- Written instruction
Reproduce every entry exactly and leave its pictures out.
[start Data in this exercise]
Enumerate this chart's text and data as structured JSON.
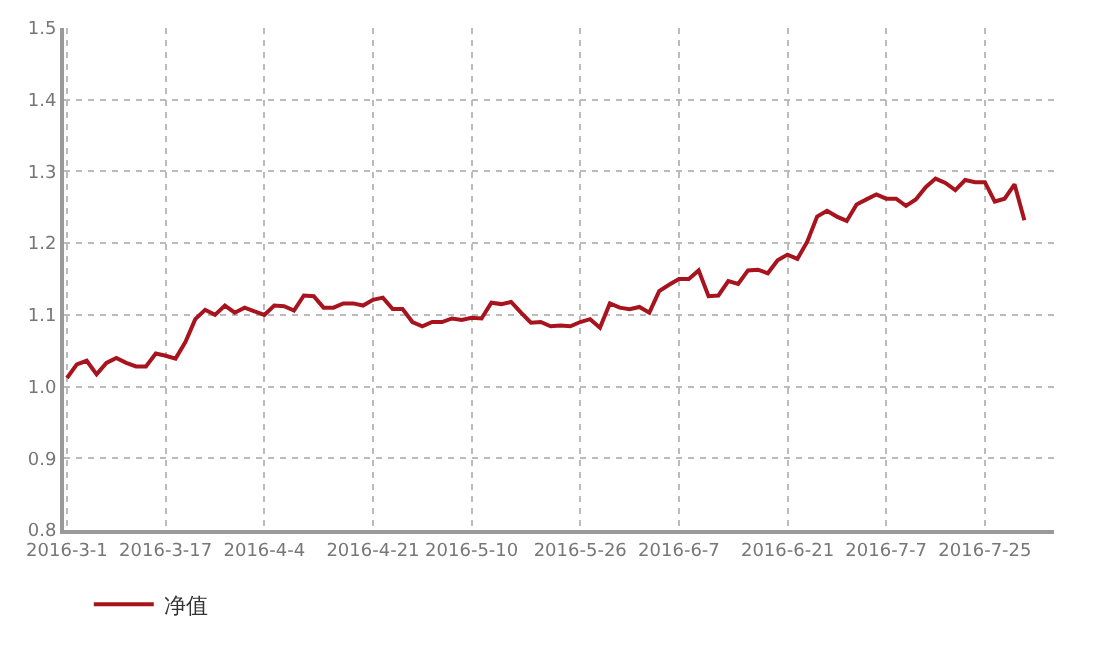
{
  "chart_data": {
    "type": "line",
    "categories": [
      "2016-3-1",
      null,
      null,
      null,
      null,
      null,
      null,
      null,
      null,
      null,
      "2016-3-17",
      null,
      null,
      null,
      null,
      null,
      null,
      null,
      null,
      null,
      "2016-4-4",
      null,
      null,
      null,
      null,
      null,
      null,
      null,
      null,
      null,
      null,
      "2016-4-21",
      null,
      null,
      null,
      null,
      null,
      null,
      null,
      null,
      null,
      "2016-5-10",
      null,
      null,
      null,
      null,
      null,
      null,
      null,
      null,
      null,
      null,
      "2016-5-26",
      null,
      null,
      null,
      null,
      null,
      null,
      null,
      null,
      null,
      "2016-6-7",
      null,
      null,
      null,
      null,
      null,
      null,
      null,
      null,
      null,
      null,
      "2016-6-21",
      null,
      null,
      null,
      null,
      null,
      null,
      null,
      null,
      null,
      "2016-7-7",
      null,
      null,
      null,
      null,
      null,
      null,
      null,
      null,
      null,
      "2016-7-25",
      null,
      null,
      null,
      null
    ],
    "series": [
      {
        "name": "净值",
        "color": "#a8141e",
        "values": [
          1.012,
          1.031,
          1.036,
          1.017,
          1.033,
          1.04,
          1.033,
          1.028,
          1.028,
          1.046,
          1.043,
          1.039,
          1.062,
          1.094,
          1.107,
          1.1,
          1.113,
          1.103,
          1.11,
          1.105,
          1.1,
          1.113,
          1.112,
          1.106,
          1.127,
          1.126,
          1.11,
          1.11,
          1.116,
          1.116,
          1.113,
          1.121,
          1.124,
          1.108,
          1.108,
          1.09,
          1.084,
          1.09,
          1.09,
          1.095,
          1.093,
          1.096,
          1.095,
          1.117,
          1.115,
          1.118,
          1.103,
          1.089,
          1.09,
          1.084,
          1.085,
          1.084,
          1.09,
          1.094,
          1.082,
          1.116,
          1.11,
          1.108,
          1.111,
          1.103,
          1.133,
          1.142,
          1.15,
          1.15,
          1.162,
          1.126,
          1.127,
          1.147,
          1.143,
          1.162,
          1.163,
          1.158,
          1.176,
          1.184,
          1.178,
          1.202,
          1.237,
          1.245,
          1.237,
          1.231,
          1.254,
          1.261,
          1.268,
          1.262,
          1.262,
          1.252,
          1.261,
          1.278,
          1.29,
          1.284,
          1.274,
          1.288,
          1.285,
          1.285,
          1.258,
          1.262,
          1.282,
          1.232
        ]
      }
    ],
    "ylim": [
      0.8,
      1.5
    ],
    "yticks": [
      0.8,
      0.9,
      {
        "value": 1,
        "label": "1.0"
      },
      1.1,
      1.2,
      1.3,
      1.4,
      1.5
    ],
    "grid": true,
    "legend": "bottom left",
    "marker": "none",
    "line_style": "solid"
  }
}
[end Data in this exercise]
- Completed task
Enumerate this chart's text and data as structured JSON.
{
  "chart_data": {
    "type": "line",
    "categories": [
      "2016-3-1",
      null,
      null,
      null,
      null,
      null,
      null,
      null,
      null,
      null,
      "2016-3-17",
      null,
      null,
      null,
      null,
      null,
      null,
      null,
      null,
      null,
      "2016-4-4",
      null,
      null,
      null,
      null,
      null,
      null,
      null,
      null,
      null,
      null,
      "2016-4-21",
      null,
      null,
      null,
      null,
      null,
      null,
      null,
      null,
      null,
      "2016-5-10",
      null,
      null,
      null,
      null,
      null,
      null,
      null,
      null,
      null,
      null,
      "2016-5-26",
      null,
      null,
      null,
      null,
      null,
      null,
      null,
      null,
      null,
      "2016-6-7",
      null,
      null,
      null,
      null,
      null,
      null,
      null,
      null,
      null,
      null,
      "2016-6-21",
      null,
      null,
      null,
      null,
      null,
      null,
      null,
      null,
      null,
      "2016-7-7",
      null,
      null,
      null,
      null,
      null,
      null,
      null,
      null,
      null,
      "2016-7-25",
      null,
      null,
      null,
      null
    ],
    "series": [
      {
        "name": "净值",
        "color": "#a8141e",
        "values": [
          1.012,
          1.031,
          1.036,
          1.017,
          1.033,
          1.04,
          1.033,
          1.028,
          1.028,
          1.046,
          1.043,
          1.039,
          1.062,
          1.094,
          1.107,
          1.1,
          1.113,
          1.103,
          1.11,
          1.105,
          1.1,
          1.113,
          1.112,
          1.106,
          1.127,
          1.126,
          1.11,
          1.11,
          1.116,
          1.116,
          1.113,
          1.121,
          1.124,
          1.108,
          1.108,
          1.09,
          1.084,
          1.09,
          1.09,
          1.095,
          1.093,
          1.096,
          1.095,
          1.117,
          1.115,
          1.118,
          1.103,
          1.089,
          1.09,
          1.084,
          1.085,
          1.084,
          1.09,
          1.094,
          1.082,
          1.116,
          1.11,
          1.108,
          1.111,
          1.103,
          1.133,
          1.142,
          1.15,
          1.15,
          1.162,
          1.126,
          1.127,
          1.147,
          1.143,
          1.162,
          1.163,
          1.158,
          1.176,
          1.184,
          1.178,
          1.202,
          1.237,
          1.245,
          1.237,
          1.231,
          1.254,
          1.261,
          1.268,
          1.262,
          1.262,
          1.252,
          1.261,
          1.278,
          1.29,
          1.284,
          1.274,
          1.288,
          1.285,
          1.285,
          1.258,
          1.262,
          1.282,
          1.232
        ]
      }
    ],
    "ylim": [
      0.8,
      1.5
    ],
    "yticks": [
      0.8,
      0.9,
      {
        "value": 1,
        "label": "1.0"
      },
      1.1,
      1.2,
      1.3,
      1.4,
      1.5
    ],
    "grid": true,
    "legend": "bottom left",
    "marker": "none",
    "line_style": "solid"
  }
}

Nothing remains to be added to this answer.